*The data*:
════════════════

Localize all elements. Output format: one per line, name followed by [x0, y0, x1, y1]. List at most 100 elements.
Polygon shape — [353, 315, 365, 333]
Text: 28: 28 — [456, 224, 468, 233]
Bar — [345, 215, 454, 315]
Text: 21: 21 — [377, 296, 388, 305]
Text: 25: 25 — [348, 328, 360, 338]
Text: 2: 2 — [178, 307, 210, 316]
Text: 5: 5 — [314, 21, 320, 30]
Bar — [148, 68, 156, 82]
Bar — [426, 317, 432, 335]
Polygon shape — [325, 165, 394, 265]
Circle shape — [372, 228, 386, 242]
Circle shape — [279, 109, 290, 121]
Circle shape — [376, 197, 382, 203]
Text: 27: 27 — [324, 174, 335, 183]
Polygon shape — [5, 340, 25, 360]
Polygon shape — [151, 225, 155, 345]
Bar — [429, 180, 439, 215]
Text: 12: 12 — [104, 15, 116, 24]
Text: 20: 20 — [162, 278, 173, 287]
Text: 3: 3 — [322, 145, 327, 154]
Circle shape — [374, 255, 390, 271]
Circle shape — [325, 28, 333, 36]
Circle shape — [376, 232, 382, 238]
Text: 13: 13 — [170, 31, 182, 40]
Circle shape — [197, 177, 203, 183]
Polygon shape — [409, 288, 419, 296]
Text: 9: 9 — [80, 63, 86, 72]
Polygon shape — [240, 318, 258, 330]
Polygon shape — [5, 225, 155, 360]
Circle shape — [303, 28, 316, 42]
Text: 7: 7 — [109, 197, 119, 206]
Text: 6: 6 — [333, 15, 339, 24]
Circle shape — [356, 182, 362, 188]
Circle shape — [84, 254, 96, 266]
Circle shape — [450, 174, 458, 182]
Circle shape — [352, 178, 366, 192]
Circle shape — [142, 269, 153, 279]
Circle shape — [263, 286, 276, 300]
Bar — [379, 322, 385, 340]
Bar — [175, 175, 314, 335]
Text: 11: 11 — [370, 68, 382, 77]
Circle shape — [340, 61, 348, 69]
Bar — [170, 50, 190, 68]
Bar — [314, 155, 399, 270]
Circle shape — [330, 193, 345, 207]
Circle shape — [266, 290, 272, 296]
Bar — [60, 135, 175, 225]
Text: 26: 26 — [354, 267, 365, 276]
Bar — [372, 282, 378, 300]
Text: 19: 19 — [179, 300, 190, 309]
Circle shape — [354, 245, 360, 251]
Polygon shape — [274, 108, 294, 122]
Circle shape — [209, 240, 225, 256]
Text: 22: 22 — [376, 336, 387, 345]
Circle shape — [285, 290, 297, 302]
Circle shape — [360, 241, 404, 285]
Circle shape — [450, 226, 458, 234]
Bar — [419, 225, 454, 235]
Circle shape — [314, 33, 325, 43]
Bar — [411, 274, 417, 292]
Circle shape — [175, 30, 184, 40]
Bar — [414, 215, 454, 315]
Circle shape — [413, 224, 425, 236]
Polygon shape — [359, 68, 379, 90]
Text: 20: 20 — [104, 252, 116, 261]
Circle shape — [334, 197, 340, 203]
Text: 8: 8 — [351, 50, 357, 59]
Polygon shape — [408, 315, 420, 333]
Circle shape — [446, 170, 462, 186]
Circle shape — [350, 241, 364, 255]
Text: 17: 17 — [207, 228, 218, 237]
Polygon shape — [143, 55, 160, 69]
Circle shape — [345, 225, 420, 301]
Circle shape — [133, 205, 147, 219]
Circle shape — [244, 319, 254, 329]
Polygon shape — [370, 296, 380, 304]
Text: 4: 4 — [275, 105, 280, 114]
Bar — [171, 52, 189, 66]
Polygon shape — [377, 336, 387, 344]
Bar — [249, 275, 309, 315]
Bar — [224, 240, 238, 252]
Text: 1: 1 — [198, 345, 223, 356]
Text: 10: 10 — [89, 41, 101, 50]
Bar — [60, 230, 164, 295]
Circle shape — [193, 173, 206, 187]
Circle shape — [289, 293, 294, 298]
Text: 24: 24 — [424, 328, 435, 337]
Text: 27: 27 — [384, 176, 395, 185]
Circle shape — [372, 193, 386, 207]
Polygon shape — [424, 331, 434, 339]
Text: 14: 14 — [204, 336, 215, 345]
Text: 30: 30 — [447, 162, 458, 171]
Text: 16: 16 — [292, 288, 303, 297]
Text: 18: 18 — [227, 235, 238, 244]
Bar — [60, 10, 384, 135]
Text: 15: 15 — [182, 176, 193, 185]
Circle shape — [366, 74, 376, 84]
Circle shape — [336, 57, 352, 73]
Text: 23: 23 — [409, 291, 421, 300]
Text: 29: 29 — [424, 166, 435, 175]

════════════════

*What is expected*: Render every line of the entries above as a JSON array of strings, one string per line, omitting any blank lines.

*Task response*:
[
  "Localize all elements. Output format: one per line, name followed by [x0, y0, x1, y1]. List at most 100 elements.",
  "Polygon shape — [353, 315, 365, 333]",
  "Text: 28: 28 — [456, 224, 468, 233]",
  "Bar — [345, 215, 454, 315]",
  "Text: 21: 21 — [377, 296, 388, 305]",
  "Text: 25: 25 — [348, 328, 360, 338]",
  "Text: 2: 2 — [178, 307, 210, 316]",
  "Text: 5: 5 — [314, 21, 320, 30]",
  "Bar — [148, 68, 156, 82]",
  "Bar — [426, 317, 432, 335]",
  "Polygon shape — [325, 165, 394, 265]",
  "Circle shape — [372, 228, 386, 242]",
  "Circle shape — [279, 109, 290, 121]",
  "Circle shape — [376, 197, 382, 203]",
  "Text: 27: 27 — [324, 174, 335, 183]",
  "Polygon shape — [5, 340, 25, 360]",
  "Polygon shape — [151, 225, 155, 345]",
  "Bar — [429, 180, 439, 215]",
  "Text: 12: 12 — [104, 15, 116, 24]",
  "Text: 20: 20 — [162, 278, 173, 287]",
  "Text: 3: 3 — [322, 145, 327, 154]",
  "Circle shape — [374, 255, 390, 271]",
  "Circle shape — [325, 28, 333, 36]",
  "Circle shape — [376, 232, 382, 238]",
  "Text: 13: 13 — [170, 31, 182, 40]",
  "Circle shape — [197, 177, 203, 183]",
  "Polygon shape — [409, 288, 419, 296]",
  "Text: 9: 9 — [80, 63, 86, 72]",
  "Polygon shape — [240, 318, 258, 330]",
  "Polygon shape — [5, 225, 155, 360]",
  "Circle shape — [303, 28, 316, 42]",
  "Text: 7: 7 — [109, 197, 119, 206]",
  "Text: 6: 6 — [333, 15, 339, 24]",
  "Circle shape — [356, 182, 362, 188]",
  "Circle shape — [84, 254, 96, 266]",
  "Circle shape — [450, 174, 458, 182]",
  "Circle shape — [352, 178, 366, 192]",
  "Circle shape — [142, 269, 153, 279]",
  "Circle shape — [263, 286, 276, 300]",
  "Bar — [379, 322, 385, 340]",
  "Bar — [175, 175, 314, 335]",
  "Text: 11: 11 — [370, 68, 382, 77]",
  "Circle shape — [340, 61, 348, 69]",
  "Bar — [170, 50, 190, 68]",
  "Bar — [314, 155, 399, 270]",
  "Circle shape — [330, 193, 345, 207]",
  "Circle shape — [266, 290, 272, 296]",
  "Bar — [60, 135, 175, 225]",
  "Text: 26: 26 — [354, 267, 365, 276]",
  "Bar — [372, 282, 378, 300]",
  "Text: 19: 19 — [179, 300, 190, 309]",
  "Circle shape — [354, 245, 360, 251]",
  "Polygon shape — [274, 108, 294, 122]",
  "Circle shape — [209, 240, 225, 256]",
  "Text: 22: 22 — [376, 336, 387, 345]",
  "Circle shape — [285, 290, 297, 302]",
  "Circle shape — [360, 241, 404, 285]",
  "Circle shape — [450, 226, 458, 234]",
  "Bar — [419, 225, 454, 235]",
  "Circle shape — [314, 33, 325, 43]",
  "Bar — [411, 274, 417, 292]",
  "Circle shape — [175, 30, 184, 40]",
  "Bar — [414, 215, 454, 315]",
  "Circle shape — [413, 224, 425, 236]",
  "Polygon shape — [359, 68, 379, 90]",
  "Text: 20: 20 — [104, 252, 116, 261]",
  "Circle shape — [334, 197, 340, 203]",
  "Text: 8: 8 — [351, 50, 357, 59]",
  "Polygon shape — [408, 315, 420, 333]",
  "Circle shape — [446, 170, 462, 186]",
  "Circle shape — [350, 241, 364, 255]",
  "Text: 17: 17 — [207, 228, 218, 237]",
  "Polygon shape — [143, 55, 160, 69]",
  "Circle shape — [345, 225, 420, 301]",
  "Circle shape — [133, 205, 147, 219]",
  "Circle shape — [244, 319, 254, 329]",
  "Polygon shape — [370, 296, 380, 304]",
  "Text: 4: 4 — [275, 105, 280, 114]",
  "Bar — [171, 52, 189, 66]",
  "Polygon shape — [377, 336, 387, 344]",
  "Bar — [249, 275, 309, 315]",
  "Bar — [224, 240, 238, 252]",
  "Text: 1: 1 — [198, 345, 223, 356]",
  "Text: 10: 10 — [89, 41, 101, 50]",
  "Bar — [60, 230, 164, 295]",
  "Circle shape — [193, 173, 206, 187]",
  "Circle shape — [289, 293, 294, 298]",
  "Text: 24: 24 — [424, 328, 435, 337]",
  "Text: 27: 27 — [384, 176, 395, 185]",
  "Circle shape — [372, 193, 386, 207]",
  "Polygon shape — [424, 331, 434, 339]",
  "Text: 14: 14 — [204, 336, 215, 345]",
  "Text: 30: 30 — [447, 162, 458, 171]",
  "Text: 16: 16 — [292, 288, 303, 297]",
  "Text: 18: 18 — [227, 235, 238, 244]",
  "Bar — [60, 10, 384, 135]",
  "Text: 15: 15 — [182, 176, 193, 185]",
  "Circle shape — [366, 74, 376, 84]",
  "Circle shape — [336, 57, 352, 73]",
  "Text: 23: 23 — [409, 291, 421, 300]",
  "Text: 29: 29 — [424, 166, 435, 175]"
]